**WORK TO COMPLETE:**
Check every line below for the word "假设关于" and copy each one that has it.

Dataset records:
══════════════════════════════
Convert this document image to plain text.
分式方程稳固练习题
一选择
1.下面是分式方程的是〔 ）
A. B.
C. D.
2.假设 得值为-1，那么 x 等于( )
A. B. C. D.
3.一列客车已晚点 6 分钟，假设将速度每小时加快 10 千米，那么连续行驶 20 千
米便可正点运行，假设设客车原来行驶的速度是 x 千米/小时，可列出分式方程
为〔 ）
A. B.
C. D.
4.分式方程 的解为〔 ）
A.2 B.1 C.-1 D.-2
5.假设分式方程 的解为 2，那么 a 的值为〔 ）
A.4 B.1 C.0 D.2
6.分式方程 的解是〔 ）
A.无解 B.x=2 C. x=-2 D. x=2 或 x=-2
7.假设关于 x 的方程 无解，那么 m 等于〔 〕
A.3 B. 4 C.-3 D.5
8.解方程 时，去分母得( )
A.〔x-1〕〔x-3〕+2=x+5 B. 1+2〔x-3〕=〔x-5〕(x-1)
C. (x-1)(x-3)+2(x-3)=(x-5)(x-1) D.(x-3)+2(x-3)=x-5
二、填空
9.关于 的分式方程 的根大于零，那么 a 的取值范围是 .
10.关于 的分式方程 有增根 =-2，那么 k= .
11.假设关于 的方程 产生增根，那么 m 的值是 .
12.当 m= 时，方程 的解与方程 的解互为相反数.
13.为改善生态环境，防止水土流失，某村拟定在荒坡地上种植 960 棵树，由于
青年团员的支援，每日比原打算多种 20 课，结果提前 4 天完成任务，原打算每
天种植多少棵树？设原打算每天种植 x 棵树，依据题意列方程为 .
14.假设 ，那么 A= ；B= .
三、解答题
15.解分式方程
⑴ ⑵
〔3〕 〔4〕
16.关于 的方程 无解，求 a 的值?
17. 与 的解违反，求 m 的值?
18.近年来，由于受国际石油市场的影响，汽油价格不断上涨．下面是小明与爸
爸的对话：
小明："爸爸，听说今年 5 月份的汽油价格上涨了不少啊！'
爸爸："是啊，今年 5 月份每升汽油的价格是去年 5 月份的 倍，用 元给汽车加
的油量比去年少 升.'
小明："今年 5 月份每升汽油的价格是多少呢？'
══════════════════════════════
**EXERCISE SOLUTION:**
7.假设关于 x 的方程 无解，那么 m 等于〔 〕
11.假设关于 的方程 产生增根，那么 m 的值是 .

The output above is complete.